* [Page extract]:
Sudhakarrao Rajusing Naik (21 August 1934 – 10 May 2001) was an Indian politician from Indian National Congress party who served as Chief Minister of Maharashtra from 25 June 1991 until 22 February 1993 following the communal riots. He had given the new shape to the Panchayat Raj, started the continuous election process in Panchayat Raj systems all over the state, as desired by the former Prime Minister Rajeev Gandhi, decentralisation of power and faster decision making process being motive of bringing back the Panchayat Raj in full-fledged functioning. He is called as the hero of Jalkranti, who started the irrigation revolution in the State of Maharashtra.

Career
He started his political career from his rural base as Sarpanch or village head. He was Member of Legislative Assembly for Maharashtra Vidhan Sabha from Pusad (Vidhan Sabha constituency) 5 times winning elections of 1978, 1980, 1985, 1990 and 1999 elections. He was the Chief Minister during the Mumbai riots of 1992–1993.

* [Excerpted records]:
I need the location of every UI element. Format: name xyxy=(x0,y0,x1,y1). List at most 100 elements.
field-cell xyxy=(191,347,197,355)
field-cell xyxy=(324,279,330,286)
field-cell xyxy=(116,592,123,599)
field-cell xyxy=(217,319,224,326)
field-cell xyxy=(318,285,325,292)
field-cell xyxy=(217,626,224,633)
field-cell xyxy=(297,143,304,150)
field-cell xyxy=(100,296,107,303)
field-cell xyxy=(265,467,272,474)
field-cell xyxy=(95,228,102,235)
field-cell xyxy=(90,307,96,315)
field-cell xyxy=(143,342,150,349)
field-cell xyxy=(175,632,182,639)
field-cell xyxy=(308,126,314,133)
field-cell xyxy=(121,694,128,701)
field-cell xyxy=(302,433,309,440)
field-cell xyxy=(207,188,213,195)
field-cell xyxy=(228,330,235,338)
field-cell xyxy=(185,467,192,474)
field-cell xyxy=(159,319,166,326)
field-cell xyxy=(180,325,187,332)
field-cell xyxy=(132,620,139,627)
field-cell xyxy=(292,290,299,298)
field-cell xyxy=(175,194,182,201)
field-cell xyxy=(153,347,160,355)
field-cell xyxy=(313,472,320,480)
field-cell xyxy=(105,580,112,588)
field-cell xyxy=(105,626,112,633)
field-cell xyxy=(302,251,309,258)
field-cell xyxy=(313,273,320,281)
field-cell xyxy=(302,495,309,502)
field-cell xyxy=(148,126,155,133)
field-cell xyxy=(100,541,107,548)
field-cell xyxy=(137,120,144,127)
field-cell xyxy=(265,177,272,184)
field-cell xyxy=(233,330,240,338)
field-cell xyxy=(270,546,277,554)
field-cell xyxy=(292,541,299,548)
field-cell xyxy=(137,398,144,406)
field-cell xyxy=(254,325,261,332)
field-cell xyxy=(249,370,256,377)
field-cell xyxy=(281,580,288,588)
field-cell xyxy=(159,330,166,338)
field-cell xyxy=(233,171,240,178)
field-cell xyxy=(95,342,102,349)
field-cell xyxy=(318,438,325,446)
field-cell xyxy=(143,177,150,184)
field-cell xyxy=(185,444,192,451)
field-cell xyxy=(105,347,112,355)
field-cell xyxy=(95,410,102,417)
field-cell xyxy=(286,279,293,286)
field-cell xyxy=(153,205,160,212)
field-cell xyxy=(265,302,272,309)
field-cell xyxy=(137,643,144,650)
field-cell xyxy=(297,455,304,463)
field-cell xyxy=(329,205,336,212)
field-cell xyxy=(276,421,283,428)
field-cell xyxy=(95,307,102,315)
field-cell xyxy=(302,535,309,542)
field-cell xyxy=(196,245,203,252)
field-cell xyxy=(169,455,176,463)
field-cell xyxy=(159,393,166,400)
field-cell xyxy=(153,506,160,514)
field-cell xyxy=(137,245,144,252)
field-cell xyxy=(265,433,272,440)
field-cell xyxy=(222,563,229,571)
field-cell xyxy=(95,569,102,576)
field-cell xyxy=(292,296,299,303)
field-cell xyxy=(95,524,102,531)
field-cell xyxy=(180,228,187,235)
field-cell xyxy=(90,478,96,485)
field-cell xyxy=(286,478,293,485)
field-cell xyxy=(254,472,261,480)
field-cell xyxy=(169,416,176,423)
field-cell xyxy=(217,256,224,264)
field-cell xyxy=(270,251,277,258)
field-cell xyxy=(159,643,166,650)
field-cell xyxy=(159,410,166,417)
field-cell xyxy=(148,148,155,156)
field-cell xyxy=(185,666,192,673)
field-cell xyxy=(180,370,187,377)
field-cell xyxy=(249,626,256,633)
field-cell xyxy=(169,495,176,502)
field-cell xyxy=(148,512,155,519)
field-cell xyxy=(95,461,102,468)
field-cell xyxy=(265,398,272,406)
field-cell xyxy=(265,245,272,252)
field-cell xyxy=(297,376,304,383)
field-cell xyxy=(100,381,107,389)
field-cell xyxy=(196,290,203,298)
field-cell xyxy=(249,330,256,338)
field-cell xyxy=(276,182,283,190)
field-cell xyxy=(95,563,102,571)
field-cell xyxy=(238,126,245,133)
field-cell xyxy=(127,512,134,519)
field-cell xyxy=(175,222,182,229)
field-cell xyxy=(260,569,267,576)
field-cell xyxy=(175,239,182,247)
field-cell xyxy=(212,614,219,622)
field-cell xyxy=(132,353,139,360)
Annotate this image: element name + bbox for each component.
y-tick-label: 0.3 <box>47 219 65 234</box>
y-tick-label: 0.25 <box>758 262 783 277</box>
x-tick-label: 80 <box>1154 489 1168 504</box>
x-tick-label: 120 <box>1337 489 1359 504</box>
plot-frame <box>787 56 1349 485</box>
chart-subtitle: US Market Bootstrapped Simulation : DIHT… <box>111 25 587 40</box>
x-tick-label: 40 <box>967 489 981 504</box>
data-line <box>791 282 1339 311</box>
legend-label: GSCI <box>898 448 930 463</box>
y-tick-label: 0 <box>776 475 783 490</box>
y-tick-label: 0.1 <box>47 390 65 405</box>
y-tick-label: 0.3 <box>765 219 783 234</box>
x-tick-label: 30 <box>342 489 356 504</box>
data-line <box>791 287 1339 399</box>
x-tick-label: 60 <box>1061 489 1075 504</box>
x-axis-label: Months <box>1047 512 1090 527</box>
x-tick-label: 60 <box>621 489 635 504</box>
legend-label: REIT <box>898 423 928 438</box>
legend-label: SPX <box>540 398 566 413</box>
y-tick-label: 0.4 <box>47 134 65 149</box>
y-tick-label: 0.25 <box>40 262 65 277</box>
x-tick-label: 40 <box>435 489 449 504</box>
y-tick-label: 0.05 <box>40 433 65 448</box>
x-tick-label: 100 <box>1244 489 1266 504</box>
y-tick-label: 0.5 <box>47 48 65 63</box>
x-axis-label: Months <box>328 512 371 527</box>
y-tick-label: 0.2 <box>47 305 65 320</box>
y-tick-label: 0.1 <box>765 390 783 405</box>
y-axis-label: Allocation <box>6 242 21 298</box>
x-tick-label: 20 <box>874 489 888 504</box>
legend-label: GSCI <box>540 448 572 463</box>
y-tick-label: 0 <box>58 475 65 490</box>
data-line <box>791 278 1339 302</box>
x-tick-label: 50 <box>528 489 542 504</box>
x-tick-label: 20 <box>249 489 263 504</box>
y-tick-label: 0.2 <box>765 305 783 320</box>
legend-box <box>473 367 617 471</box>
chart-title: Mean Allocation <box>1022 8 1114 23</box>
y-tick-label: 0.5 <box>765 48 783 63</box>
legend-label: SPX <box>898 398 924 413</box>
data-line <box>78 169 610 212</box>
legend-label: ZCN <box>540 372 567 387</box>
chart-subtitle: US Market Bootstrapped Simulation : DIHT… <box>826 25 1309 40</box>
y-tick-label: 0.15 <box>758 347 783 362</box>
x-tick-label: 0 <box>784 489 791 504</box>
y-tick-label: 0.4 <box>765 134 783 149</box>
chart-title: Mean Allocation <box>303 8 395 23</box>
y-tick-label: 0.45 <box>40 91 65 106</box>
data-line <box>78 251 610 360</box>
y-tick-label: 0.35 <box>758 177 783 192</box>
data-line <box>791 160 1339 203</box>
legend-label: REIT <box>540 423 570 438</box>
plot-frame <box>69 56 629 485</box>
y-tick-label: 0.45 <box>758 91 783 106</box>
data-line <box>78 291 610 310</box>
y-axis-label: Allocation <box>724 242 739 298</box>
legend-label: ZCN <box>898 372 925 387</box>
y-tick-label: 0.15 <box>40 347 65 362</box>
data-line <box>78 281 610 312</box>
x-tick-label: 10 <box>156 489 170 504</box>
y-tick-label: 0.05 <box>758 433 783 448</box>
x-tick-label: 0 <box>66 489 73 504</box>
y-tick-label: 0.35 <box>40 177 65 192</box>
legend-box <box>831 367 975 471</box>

* [Task prompt]:
Restate the passage on Sudhakarrao Naik from "Sudhakarrao Rajusing Naik" up to and including "State of Maharashtra.", substituting "local self-government" for every occurrence of "Panchayat Raj".

* [Result for this exercise]:
Sudhakarrao Rajusing Naik (21 August 1934 – 10 May 2001) was an Indian politician from Indian National Congress party who served as Chief Minister of Maharashtra from 25 June 1991 until 22 February 1993 following the communal riots. He had given the new shape to the local self-government, started the continuous election process in local self-government systems all over the state, as desired by the former Prime Minister Rajeev Gandhi, decentralisation of power and faster decision making process being motive of bringing back the local self-government in full-fledged functioning. He is called as the hero of Jalkranti, who started the irrigation revolution in the State of Maharashtra.